------ Data for the task ------

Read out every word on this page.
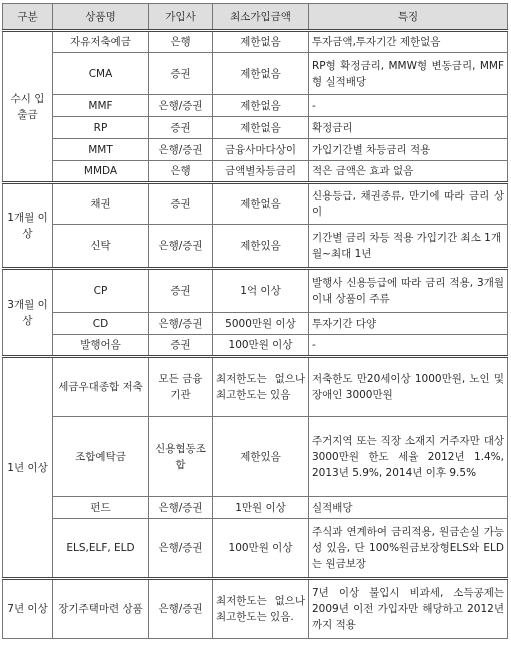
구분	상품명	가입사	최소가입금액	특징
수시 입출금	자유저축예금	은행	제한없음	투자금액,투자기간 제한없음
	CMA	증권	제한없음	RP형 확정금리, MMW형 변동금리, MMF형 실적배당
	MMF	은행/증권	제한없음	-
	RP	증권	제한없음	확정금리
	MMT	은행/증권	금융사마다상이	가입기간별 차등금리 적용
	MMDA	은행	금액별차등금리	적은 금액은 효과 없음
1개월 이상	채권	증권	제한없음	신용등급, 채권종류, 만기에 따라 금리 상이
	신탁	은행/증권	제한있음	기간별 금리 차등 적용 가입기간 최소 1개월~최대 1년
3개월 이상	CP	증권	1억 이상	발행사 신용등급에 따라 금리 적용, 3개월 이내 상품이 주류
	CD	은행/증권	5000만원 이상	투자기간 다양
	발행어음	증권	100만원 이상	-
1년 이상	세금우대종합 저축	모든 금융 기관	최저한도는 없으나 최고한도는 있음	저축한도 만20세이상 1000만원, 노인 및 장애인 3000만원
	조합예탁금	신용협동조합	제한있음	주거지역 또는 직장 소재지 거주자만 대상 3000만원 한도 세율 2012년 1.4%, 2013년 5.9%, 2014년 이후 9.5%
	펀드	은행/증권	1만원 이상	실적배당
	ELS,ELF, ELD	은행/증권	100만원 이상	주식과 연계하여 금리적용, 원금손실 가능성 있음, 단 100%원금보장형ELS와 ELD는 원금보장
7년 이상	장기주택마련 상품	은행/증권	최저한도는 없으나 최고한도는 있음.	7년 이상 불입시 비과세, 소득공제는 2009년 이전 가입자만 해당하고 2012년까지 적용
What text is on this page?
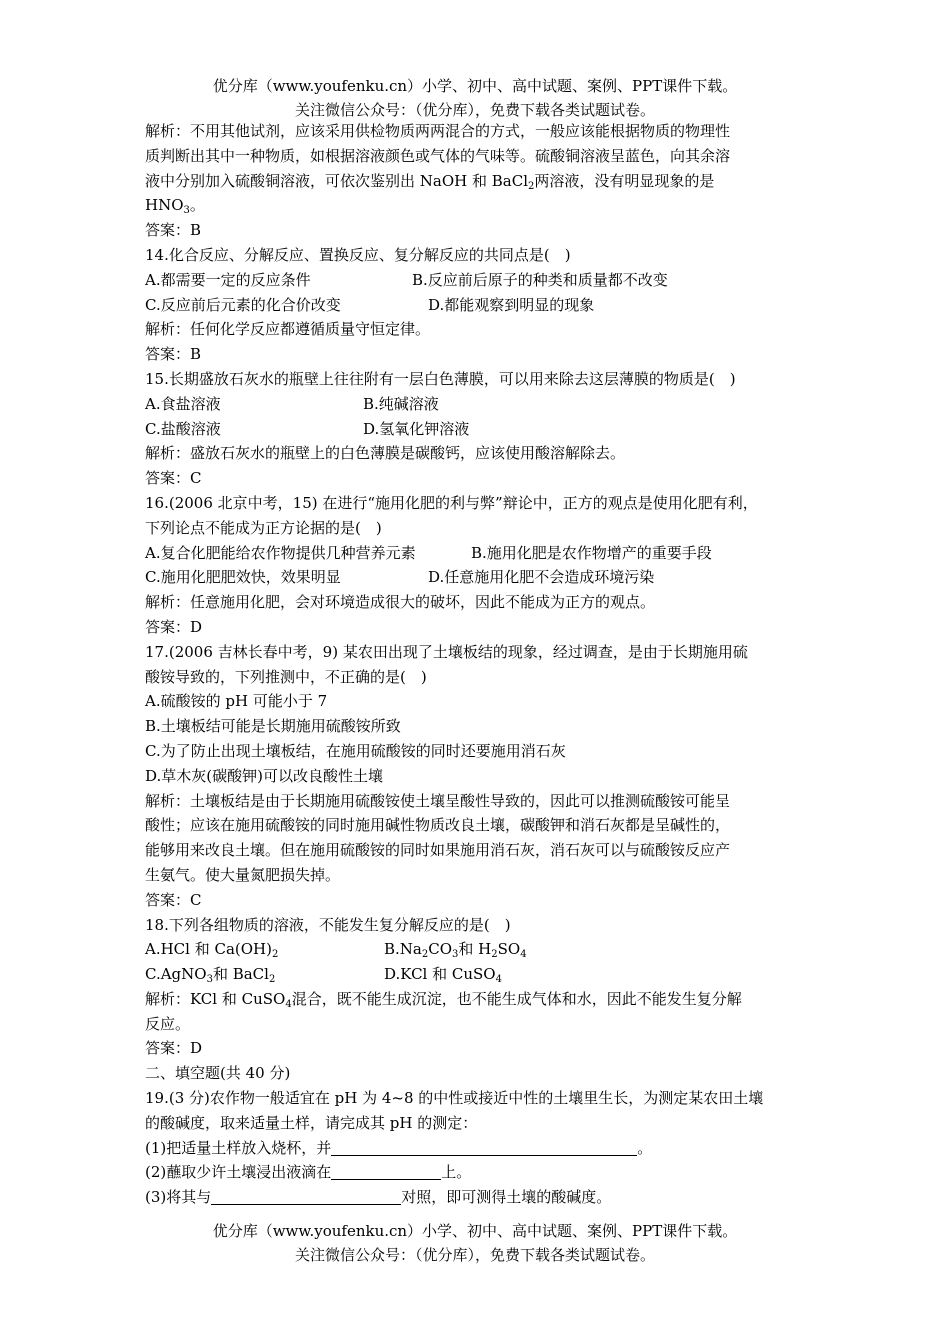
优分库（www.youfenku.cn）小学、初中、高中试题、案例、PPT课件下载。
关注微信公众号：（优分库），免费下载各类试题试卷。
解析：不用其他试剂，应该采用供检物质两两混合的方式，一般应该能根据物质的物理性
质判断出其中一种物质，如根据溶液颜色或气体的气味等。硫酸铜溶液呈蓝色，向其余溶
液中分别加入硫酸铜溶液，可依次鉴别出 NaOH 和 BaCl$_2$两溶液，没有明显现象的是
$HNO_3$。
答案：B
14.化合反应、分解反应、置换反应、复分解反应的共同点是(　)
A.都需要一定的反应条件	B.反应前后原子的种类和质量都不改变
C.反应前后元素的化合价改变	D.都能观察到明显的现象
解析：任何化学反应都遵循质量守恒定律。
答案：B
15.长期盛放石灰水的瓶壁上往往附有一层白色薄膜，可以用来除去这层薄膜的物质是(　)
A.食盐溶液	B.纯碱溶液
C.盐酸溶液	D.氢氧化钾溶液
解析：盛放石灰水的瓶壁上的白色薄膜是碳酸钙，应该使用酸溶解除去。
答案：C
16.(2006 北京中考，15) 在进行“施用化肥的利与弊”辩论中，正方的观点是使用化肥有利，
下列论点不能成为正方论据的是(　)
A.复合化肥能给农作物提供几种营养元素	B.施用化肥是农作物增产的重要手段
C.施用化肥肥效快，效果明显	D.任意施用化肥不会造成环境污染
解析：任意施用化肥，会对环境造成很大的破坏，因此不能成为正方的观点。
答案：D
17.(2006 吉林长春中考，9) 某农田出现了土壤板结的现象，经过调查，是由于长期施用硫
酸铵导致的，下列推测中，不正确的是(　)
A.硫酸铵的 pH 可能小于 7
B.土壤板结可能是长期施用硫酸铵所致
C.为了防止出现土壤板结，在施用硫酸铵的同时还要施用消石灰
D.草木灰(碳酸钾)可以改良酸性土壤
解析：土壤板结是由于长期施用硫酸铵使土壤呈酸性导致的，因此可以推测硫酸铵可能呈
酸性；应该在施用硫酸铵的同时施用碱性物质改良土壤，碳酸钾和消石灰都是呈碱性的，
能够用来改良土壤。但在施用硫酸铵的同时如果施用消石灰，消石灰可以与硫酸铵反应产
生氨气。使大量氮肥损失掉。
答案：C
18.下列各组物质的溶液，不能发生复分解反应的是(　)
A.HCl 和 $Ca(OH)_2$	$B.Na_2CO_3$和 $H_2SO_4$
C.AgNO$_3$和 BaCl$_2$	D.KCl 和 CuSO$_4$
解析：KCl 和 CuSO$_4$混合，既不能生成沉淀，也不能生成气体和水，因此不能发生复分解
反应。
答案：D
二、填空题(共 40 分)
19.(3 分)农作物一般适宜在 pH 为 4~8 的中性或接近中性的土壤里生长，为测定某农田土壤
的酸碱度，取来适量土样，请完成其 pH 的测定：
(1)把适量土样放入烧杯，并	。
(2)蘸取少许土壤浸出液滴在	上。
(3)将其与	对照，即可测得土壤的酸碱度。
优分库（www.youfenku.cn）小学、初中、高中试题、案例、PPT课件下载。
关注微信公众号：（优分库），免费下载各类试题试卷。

------

**Problem to work on:** In your copy, leave out the pictures and reproduce the material above exactly.

**Task output:**
Read out every word on this page.
구분	상품명	가입사	최소가입금액	특징
수시 입출금	자유저축예금	은행	제한없음	투자금액,투자기간 제한없음
	CMA	증권	제한없음	RP형 확정금리, MMW형 변동금리, MMF형 실적배당
	MMF	은행/증권	제한없음	-
	RP	증권	제한없음	확정금리
	MMT	은행/증권	금융사마다상이	가입기간별 차등금리 적용
	MMDA	은행	금액별차등금리	적은 금액은 효과 없음
1개월 이상	채권	증권	제한없음	신용등급, 채권종류, 만기에 따라 금리 상이
	신탁	은행/증권	제한있음	기간별 금리 차등 적용 가입기간 최소 1개월~최대 1년
3개월 이상	CP	증권	1억 이상	발행사 신용등급에 따라 금리 적용, 3개월 이내 상품이 주류
	CD	은행/증권	5000만원 이상	투자기간 다양
	발행어음	증권	100만원 이상	-
1년 이상	세금우대종합 저축	모든 금융 기관	최저한도는 없으나 최고한도는 있음	저축한도 만20세이상 1000만원, 노인 및 장애인 3000만원
	조합예탁금	신용협동조합	제한있음	주거지역 또는 직장 소재지 거주자만 대상 3000만원 한도 세율 2012년 1.4%, 2013년 5.9%, 2014년 이후 9.5%
	펀드	은행/증권	1만원 이상	실적배당
	ELS,ELF, ELD	은행/증권	100만원 이상	주식과 연계하여 금리적용, 원금손실 가능성 있음, 단 100%원금보장형ELS와 ELD는 원금보장
7년 이상	장기주택마련 상품	은행/증권	최저한도는 없으나 최고한도는 있음.	7년 이상 불입시 비과세, 소득공제는 2009년 이전 가입자만 해당하고 2012년까지 적용
What text is on this page?
优分库（www.youfenku.cn）小学、初中、高中试题、案例、PPT课件下载。
关注微信公众号：（优分库），免费下载各类试题试卷。
解析：不用其他试剂，应该采用供检物质两两混合的方式，一般应该能根据物质的物理性
质判断出其中一种物质，如根据溶液颜色或气体的气味等。硫酸铜溶液呈蓝色，向其余溶
液中分别加入硫酸铜溶液，可依次鉴别出 NaOH 和 BaCl$_2$两溶液，没有明显现象的是
$HNO_3$。
答案：B
14.化合反应、分解反应、置换反应、复分解反应的共同点是(　)
A.都需要一定的反应条件	B.反应前后原子的种类和质量都不改变
C.反应前后元素的化合价改变	D.都能观察到明显的现象
解析：任何化学反应都遵循质量守恒定律。
答案：B
15.长期盛放石灰水的瓶壁上往往附有一层白色薄膜，可以用来除去这层薄膜的物质是(　)
A.食盐溶液	B.纯碱溶液
C.盐酸溶液	D.氢氧化钾溶液
解析：盛放石灰水的瓶壁上的白色薄膜是碳酸钙，应该使用酸溶解除去。
答案：C
16.(2006 北京中考，15) 在进行“施用化肥的利与弊”辩论中，正方的观点是使用化肥有利，
下列论点不能成为正方论据的是(　)
A.复合化肥能给农作物提供几种营养元素	B.施用化肥是农作物增产的重要手段
C.施用化肥肥效快，效果明显	D.任意施用化肥不会造成环境污染
解析：任意施用化肥，会对环境造成很大的破坏，因此不能成为正方的观点。
答案：D
17.(2006 吉林长春中考，9) 某农田出现了土壤板结的现象，经过调查，是由于长期施用硫
酸铵导致的，下列推测中，不正确的是(　)
A.硫酸铵的 pH 可能小于 7
B.土壤板结可能是长期施用硫酸铵所致
C.为了防止出现土壤板结，在施用硫酸铵的同时还要施用消石灰
D.草木灰(碳酸钾)可以改良酸性土壤
解析：土壤板结是由于长期施用硫酸铵使土壤呈酸性导致的，因此可以推测硫酸铵可能呈
酸性；应该在施用硫酸铵的同时施用碱性物质改良土壤，碳酸钾和消石灰都是呈碱性的，
能够用来改良土壤。但在施用硫酸铵的同时如果施用消石灰，消石灰可以与硫酸铵反应产
生氨气。使大量氮肥损失掉。
答案：C
18.下列各组物质的溶液，不能发生复分解反应的是(　)
A.HCl 和 $Ca(OH)_2$	$B.Na_2CO_3$和 $H_2SO_4$
C.AgNO$_3$和 BaCl$_2$	D.KCl 和 CuSO$_4$
解析：KCl 和 CuSO$_4$混合，既不能生成沉淀，也不能生成气体和水，因此不能发生复分解
反应。
答案：D
二、填空题(共 40 分)
19.(3 分)农作物一般适宜在 pH 为 4~8 的中性或接近中性的土壤里生长，为测定某农田土壤
的酸碱度，取来适量土样，请完成其 pH 的测定：
(1)把适量土样放入烧杯，并	。
(2)蘸取少许土壤浸出液滴在	上。
(3)将其与	对照，即可测得土壤的酸碱度。
优分库（www.youfenku.cn）小学、初中、高中试题、案例、PPT课件下载。
关注微信公众号：（优分库），免费下载各类试题试卷。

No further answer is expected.